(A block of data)
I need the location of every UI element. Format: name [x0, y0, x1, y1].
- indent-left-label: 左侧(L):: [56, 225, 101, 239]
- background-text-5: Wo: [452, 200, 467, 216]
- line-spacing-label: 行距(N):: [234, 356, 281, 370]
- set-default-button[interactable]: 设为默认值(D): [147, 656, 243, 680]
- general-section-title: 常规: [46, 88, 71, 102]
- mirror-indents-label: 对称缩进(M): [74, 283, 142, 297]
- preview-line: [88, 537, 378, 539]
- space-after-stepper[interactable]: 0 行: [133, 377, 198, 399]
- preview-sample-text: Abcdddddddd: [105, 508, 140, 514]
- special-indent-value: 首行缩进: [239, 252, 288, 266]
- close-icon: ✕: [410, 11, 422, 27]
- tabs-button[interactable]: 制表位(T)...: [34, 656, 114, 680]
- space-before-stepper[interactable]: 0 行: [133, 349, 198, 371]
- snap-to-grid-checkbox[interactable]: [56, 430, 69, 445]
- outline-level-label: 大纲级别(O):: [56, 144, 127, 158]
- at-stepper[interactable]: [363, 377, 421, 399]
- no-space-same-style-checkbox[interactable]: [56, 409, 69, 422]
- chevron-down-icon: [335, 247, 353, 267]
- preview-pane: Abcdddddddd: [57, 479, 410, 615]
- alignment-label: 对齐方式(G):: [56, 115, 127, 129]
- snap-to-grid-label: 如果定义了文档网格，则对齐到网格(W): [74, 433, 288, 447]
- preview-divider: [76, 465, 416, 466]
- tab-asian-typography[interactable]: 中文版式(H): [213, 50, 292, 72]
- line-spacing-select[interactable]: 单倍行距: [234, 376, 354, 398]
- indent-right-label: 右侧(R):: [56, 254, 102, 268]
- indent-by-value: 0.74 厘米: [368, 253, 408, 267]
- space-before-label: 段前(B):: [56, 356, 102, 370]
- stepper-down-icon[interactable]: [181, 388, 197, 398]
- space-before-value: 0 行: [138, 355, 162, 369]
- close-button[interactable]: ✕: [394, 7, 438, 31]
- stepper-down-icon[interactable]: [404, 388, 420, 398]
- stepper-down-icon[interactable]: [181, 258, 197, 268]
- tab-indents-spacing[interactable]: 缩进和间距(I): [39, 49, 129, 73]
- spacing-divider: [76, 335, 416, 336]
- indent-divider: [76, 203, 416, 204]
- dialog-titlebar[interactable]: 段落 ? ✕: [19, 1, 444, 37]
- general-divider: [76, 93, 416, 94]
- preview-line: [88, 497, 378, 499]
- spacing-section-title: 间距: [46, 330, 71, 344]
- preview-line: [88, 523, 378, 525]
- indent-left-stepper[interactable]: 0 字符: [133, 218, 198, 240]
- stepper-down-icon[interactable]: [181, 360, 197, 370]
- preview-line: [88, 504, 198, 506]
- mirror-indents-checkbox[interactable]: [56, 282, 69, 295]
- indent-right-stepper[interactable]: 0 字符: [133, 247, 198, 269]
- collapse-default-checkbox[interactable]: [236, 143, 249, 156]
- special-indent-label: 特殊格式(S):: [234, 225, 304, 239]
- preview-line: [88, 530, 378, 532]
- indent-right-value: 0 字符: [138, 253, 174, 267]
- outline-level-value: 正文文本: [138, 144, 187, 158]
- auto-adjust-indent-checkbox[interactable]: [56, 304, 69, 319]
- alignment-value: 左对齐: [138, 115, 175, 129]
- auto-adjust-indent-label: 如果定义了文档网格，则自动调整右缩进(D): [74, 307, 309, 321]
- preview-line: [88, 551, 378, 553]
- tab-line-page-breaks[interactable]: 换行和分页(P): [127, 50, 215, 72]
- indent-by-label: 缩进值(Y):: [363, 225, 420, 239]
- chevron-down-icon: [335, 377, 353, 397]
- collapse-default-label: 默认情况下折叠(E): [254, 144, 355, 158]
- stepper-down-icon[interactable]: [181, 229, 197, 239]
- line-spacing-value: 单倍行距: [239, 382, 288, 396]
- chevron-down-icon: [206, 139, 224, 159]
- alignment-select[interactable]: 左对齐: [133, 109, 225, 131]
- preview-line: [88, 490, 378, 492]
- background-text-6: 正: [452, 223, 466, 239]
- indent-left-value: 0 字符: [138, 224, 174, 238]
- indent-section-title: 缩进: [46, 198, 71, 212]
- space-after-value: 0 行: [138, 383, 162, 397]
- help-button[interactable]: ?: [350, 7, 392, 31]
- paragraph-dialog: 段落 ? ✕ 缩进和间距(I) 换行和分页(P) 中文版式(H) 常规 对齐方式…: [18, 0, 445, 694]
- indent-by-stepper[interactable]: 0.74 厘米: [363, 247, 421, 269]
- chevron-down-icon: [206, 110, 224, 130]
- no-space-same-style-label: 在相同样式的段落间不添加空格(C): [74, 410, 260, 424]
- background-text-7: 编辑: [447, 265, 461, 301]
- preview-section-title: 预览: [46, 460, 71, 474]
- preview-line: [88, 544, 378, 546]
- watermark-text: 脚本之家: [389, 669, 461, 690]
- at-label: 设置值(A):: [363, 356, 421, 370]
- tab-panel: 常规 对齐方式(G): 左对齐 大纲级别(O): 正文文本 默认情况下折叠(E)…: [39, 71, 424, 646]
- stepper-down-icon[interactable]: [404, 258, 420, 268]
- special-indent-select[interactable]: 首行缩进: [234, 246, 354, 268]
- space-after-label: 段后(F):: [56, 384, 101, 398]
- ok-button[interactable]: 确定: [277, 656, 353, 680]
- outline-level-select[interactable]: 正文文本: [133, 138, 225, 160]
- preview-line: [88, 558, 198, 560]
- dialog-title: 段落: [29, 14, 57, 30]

Task to complete> Extract every line of the items above and repeat each one unchanged, character for character.

Response>
I need the location of every UI element. Format: name [x0, y0, x1, y1].
- indent-left-label: 左侧(L):: [56, 225, 101, 239]
- background-text-5: Wo: [452, 200, 467, 216]
- line-spacing-label: 行距(N):: [234, 356, 281, 370]
- set-default-button[interactable]: 设为默认值(D): [147, 656, 243, 680]
- general-section-title: 常规: [46, 88, 71, 102]
- mirror-indents-label: 对称缩进(M): [74, 283, 142, 297]
- preview-line: [88, 537, 378, 539]
- space-after-stepper[interactable]: 0 行: [133, 377, 198, 399]
- preview-sample-text: Abcdddddddd: [105, 508, 140, 514]
- special-indent-value: 首行缩进: [239, 252, 288, 266]
- close-icon: ✕: [410, 11, 422, 27]
- tabs-button[interactable]: 制表位(T)...: [34, 656, 114, 680]
- space-before-stepper[interactable]: 0 行: [133, 349, 198, 371]
- snap-to-grid-checkbox[interactable]: [56, 430, 69, 445]
- outline-level-label: 大纲级别(O):: [56, 144, 127, 158]
- at-stepper[interactable]: [363, 377, 421, 399]
- no-space-same-style-checkbox[interactable]: [56, 409, 69, 422]
- chevron-down-icon: [335, 247, 353, 267]
- preview-pane: Abcdddddddd: [57, 479, 410, 615]
- alignment-label: 对齐方式(G):: [56, 115, 127, 129]
- snap-to-grid-label: 如果定义了文档网格，则对齐到网格(W): [74, 433, 288, 447]
- preview-divider: [76, 465, 416, 466]
- tab-asian-typography[interactable]: 中文版式(H): [213, 50, 292, 72]
- line-spacing-select[interactable]: 单倍行距: [234, 376, 354, 398]
- indent-right-label: 右侧(R):: [56, 254, 102, 268]
- indent-by-value: 0.74 厘米: [368, 253, 408, 267]
- space-before-label: 段前(B):: [56, 356, 102, 370]
- stepper-down-icon[interactable]: [181, 388, 197, 398]
- space-before-value: 0 行: [138, 355, 162, 369]
- close-button[interactable]: ✕: [394, 7, 438, 31]
- stepper-down-icon[interactable]: [404, 388, 420, 398]
- stepper-down-icon[interactable]: [181, 258, 197, 268]
- tab-indents-spacing[interactable]: 缩进和间距(I): [39, 49, 129, 73]
- spacing-divider: [76, 335, 416, 336]
- indent-divider: [76, 203, 416, 204]
- dialog-titlebar[interactable]: 段落 ? ✕: [19, 1, 444, 37]
- general-divider: [76, 93, 416, 94]
- preview-line: [88, 497, 378, 499]
- spacing-section-title: 间距: [46, 330, 71, 344]
- preview-line: [88, 523, 378, 525]
- indent-left-stepper[interactable]: 0 字符: [133, 218, 198, 240]
- stepper-down-icon[interactable]: [181, 360, 197, 370]
- preview-line: [88, 504, 198, 506]
- mirror-indents-checkbox[interactable]: [56, 282, 69, 295]
- indent-right-stepper[interactable]: 0 字符: [133, 247, 198, 269]
- collapse-default-checkbox[interactable]: [236, 143, 249, 156]
- special-indent-label: 特殊格式(S):: [234, 225, 304, 239]
- preview-line: [88, 530, 378, 532]
- indent-right-value: 0 字符: [138, 253, 174, 267]
- outline-level-value: 正文文本: [138, 144, 187, 158]
- auto-adjust-indent-checkbox[interactable]: [56, 304, 69, 319]
- alignment-value: 左对齐: [138, 115, 175, 129]
- auto-adjust-indent-label: 如果定义了文档网格，则自动调整右缩进(D): [74, 307, 309, 321]
- preview-line: [88, 551, 378, 553]
- tab-line-page-breaks[interactable]: 换行和分页(P): [127, 50, 215, 72]
- indent-by-label: 缩进值(Y):: [363, 225, 420, 239]
- chevron-down-icon: [335, 377, 353, 397]
- collapse-default-label: 默认情况下折叠(E): [254, 144, 355, 158]
- stepper-down-icon[interactable]: [181, 229, 197, 239]
- line-spacing-value: 单倍行距: [239, 382, 288, 396]
- chevron-down-icon: [206, 139, 224, 159]
- alignment-select[interactable]: 左对齐: [133, 109, 225, 131]
- preview-line: [88, 490, 378, 492]
- background-text-6: 正: [452, 223, 466, 239]
- indent-left-value: 0 字符: [138, 224, 174, 238]
- indent-section-title: 缩进: [46, 198, 71, 212]
- space-after-value: 0 行: [138, 383, 162, 397]
- help-button[interactable]: ?: [350, 7, 392, 31]
- paragraph-dialog: 段落 ? ✕ 缩进和间距(I) 换行和分页(P) 中文版式(H) 常规 对齐方式…: [18, 0, 445, 694]
- indent-by-stepper[interactable]: 0.74 厘米: [363, 247, 421, 269]
- chevron-down-icon: [206, 110, 224, 130]
- no-space-same-style-label: 在相同样式的段落间不添加空格(C): [74, 410, 260, 424]
- background-text-7: 编辑: [447, 265, 461, 301]
- preview-section-title: 预览: [46, 460, 71, 474]
- preview-line: [88, 544, 378, 546]
- watermark-text: 脚本之家: [389, 669, 461, 690]
- at-label: 设置值(A):: [363, 356, 421, 370]
- tab-panel: 常规 对齐方式(G): 左对齐 大纲级别(O): 正文文本 默认情况下折叠(E)…: [39, 71, 424, 646]
- stepper-down-icon[interactable]: [404, 258, 420, 268]
- special-indent-select[interactable]: 首行缩进: [234, 246, 354, 268]
- space-after-label: 段后(F):: [56, 384, 101, 398]
- ok-button[interactable]: 确定: [277, 656, 353, 680]
- outline-level-select[interactable]: 正文文本: [133, 138, 225, 160]
- preview-line: [88, 558, 198, 560]
- dialog-title: 段落: [29, 14, 57, 30]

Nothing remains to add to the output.